-- What this task involves --
Copy out, from the entries below, each line holding the string "建设项目".

-- Source data --
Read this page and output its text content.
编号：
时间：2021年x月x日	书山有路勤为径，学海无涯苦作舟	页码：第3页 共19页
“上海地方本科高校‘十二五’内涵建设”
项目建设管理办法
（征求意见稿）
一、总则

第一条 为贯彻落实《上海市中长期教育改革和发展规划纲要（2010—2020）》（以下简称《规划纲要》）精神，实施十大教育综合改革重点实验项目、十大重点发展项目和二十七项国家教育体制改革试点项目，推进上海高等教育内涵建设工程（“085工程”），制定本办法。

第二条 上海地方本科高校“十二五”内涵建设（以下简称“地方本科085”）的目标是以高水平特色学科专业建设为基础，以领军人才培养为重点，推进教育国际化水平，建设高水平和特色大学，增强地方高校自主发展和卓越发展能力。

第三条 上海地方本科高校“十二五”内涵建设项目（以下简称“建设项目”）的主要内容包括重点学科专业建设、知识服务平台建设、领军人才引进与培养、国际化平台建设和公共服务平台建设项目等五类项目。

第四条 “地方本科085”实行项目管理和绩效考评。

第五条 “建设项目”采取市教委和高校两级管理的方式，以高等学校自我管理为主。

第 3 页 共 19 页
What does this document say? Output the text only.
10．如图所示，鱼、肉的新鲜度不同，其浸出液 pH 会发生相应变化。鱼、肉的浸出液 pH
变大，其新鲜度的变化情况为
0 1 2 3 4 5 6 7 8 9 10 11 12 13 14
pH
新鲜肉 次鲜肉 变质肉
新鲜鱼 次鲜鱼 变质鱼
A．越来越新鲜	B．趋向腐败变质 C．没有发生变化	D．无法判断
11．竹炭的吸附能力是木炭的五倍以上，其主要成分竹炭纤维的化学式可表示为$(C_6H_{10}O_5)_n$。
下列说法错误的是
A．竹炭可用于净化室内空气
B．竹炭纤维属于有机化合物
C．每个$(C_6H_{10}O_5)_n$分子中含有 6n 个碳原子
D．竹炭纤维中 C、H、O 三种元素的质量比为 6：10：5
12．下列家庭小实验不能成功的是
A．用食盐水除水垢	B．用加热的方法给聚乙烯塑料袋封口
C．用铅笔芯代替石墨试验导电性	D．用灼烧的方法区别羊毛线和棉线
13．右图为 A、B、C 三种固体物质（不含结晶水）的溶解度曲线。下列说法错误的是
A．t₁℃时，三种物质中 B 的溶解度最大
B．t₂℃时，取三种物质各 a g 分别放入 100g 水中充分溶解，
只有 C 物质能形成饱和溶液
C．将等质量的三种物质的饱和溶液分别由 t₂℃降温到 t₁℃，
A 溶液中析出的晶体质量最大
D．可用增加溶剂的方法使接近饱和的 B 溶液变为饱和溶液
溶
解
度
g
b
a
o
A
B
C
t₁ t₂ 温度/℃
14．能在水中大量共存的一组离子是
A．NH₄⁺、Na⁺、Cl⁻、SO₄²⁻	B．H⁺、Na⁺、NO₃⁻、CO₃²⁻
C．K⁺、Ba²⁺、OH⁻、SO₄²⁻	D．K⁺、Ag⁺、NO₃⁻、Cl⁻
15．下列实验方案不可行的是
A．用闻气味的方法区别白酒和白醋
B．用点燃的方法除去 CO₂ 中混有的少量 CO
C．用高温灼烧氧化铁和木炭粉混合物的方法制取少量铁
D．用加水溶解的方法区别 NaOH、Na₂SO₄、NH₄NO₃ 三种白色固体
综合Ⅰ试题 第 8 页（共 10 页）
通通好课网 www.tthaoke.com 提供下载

-- Expected output --
第三条 上海地方本科高校“十二五”内涵建设项目（以下简称“建设项目”）的主要内容包括重点学科专业建设、知识服务平台建设、领军人才引进与培养、国际化平台建设和公共服务平台建设项目等五类项目。
第五条 “建设项目”采取市教委和高校两级管理的方式，以高等学校自我管理为主。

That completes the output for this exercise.